__SHORT EXERCISE__: Gather each line of the entries below that includes "suunniteltu".

__THE INPUT__:
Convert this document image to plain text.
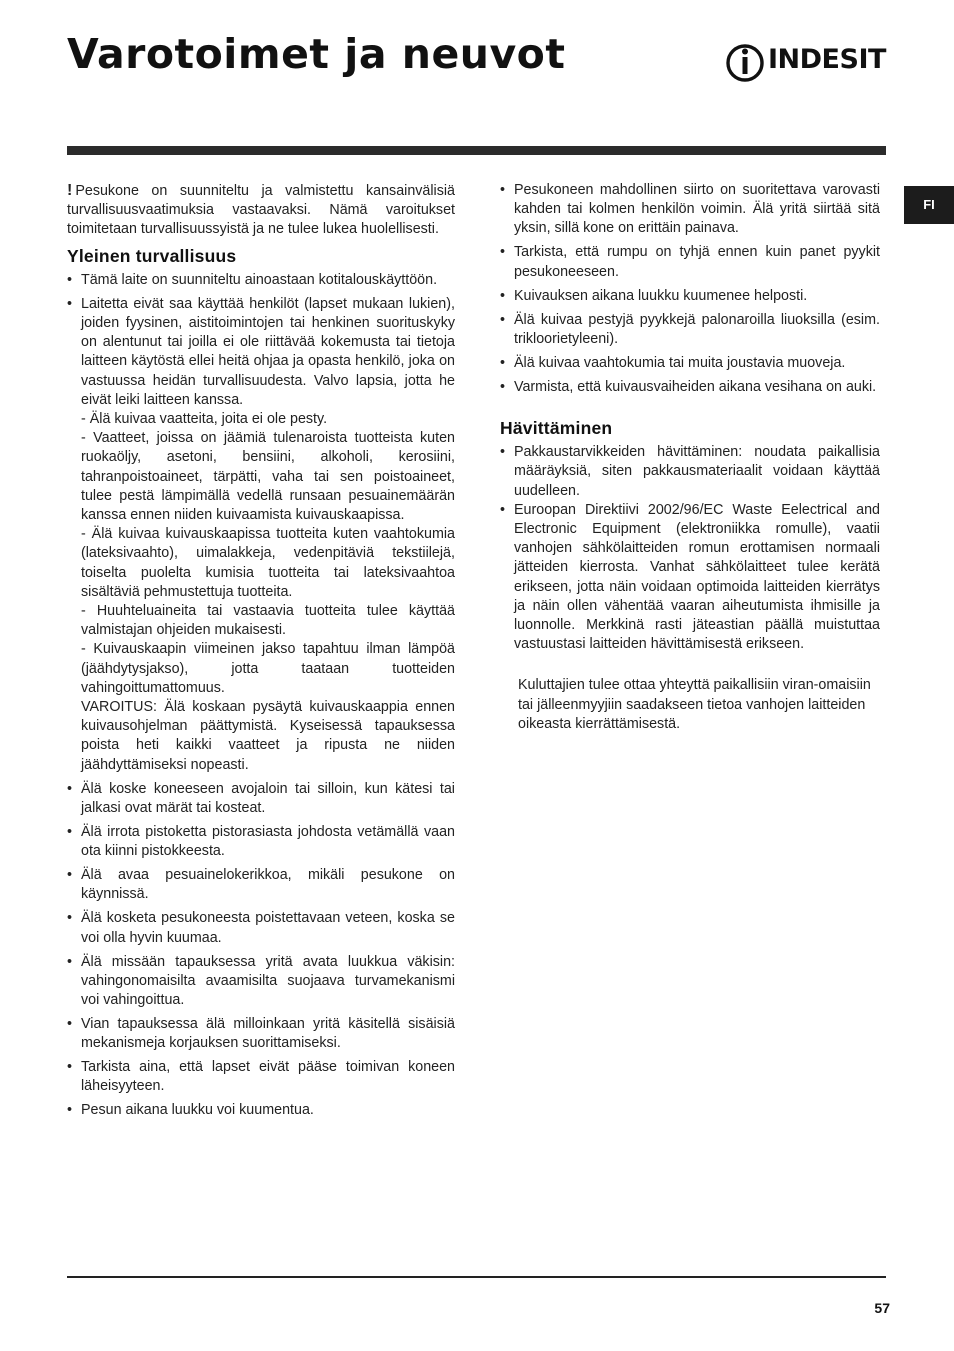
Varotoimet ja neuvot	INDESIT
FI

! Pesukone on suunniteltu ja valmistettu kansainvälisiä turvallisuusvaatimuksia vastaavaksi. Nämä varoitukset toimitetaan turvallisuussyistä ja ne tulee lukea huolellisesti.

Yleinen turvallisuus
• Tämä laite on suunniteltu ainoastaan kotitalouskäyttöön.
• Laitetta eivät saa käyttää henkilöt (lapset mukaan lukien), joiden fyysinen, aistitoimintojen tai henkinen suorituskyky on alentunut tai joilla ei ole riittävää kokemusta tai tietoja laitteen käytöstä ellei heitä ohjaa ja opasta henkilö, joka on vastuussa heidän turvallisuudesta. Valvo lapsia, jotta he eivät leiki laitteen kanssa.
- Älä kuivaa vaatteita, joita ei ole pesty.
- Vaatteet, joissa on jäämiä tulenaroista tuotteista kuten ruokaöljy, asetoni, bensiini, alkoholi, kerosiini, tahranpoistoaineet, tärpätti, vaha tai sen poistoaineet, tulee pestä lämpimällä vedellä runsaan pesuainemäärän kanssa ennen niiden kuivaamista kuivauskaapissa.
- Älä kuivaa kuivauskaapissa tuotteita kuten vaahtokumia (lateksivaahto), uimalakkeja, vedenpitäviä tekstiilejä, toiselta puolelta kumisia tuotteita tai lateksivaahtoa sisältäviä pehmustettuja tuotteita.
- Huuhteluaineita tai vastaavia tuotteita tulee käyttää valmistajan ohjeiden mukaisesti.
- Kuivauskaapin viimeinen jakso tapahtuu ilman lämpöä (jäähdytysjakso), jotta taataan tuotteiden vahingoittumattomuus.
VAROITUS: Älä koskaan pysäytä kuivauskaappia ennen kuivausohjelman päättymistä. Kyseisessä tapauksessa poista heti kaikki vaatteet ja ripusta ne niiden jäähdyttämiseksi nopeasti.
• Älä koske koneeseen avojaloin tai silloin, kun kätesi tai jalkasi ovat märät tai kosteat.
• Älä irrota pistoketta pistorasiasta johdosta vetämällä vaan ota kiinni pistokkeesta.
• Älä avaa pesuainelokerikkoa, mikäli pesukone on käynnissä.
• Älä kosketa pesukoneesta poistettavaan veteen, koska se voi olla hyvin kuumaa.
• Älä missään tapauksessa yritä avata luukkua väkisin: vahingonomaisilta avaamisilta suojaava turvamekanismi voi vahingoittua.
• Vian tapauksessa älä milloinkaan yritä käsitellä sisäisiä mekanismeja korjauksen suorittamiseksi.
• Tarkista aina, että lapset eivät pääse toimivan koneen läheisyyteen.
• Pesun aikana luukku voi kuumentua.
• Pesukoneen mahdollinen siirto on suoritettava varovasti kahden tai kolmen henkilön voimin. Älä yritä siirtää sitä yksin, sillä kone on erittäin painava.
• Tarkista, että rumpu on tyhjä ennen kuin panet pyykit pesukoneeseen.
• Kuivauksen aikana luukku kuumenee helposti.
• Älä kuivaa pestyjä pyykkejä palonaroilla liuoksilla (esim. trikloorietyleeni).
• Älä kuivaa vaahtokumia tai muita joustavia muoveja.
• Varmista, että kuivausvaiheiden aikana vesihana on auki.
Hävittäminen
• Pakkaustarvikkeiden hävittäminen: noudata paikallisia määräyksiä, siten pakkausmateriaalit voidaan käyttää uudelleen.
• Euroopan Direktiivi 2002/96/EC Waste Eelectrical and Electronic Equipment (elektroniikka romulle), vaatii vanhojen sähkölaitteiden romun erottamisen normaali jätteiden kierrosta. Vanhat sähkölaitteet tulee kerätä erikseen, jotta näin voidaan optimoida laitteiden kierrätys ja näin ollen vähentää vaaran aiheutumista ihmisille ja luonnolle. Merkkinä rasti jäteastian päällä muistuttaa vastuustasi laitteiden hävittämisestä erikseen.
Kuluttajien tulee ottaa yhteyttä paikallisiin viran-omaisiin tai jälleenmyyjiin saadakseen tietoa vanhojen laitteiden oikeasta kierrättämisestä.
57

__ANSWER TO THIS PROBLEM__:
! Pesukone on suunniteltu ja valmistettu kansainvälisiä turvallisuusvaatimuksia vastaavaksi. Nämä varoitukset toimitetaan turvallisuussyistä ja ne tulee lukea huolellisesti.
• Tämä laite on suunniteltu ainoastaan kotitalouskäyttöön.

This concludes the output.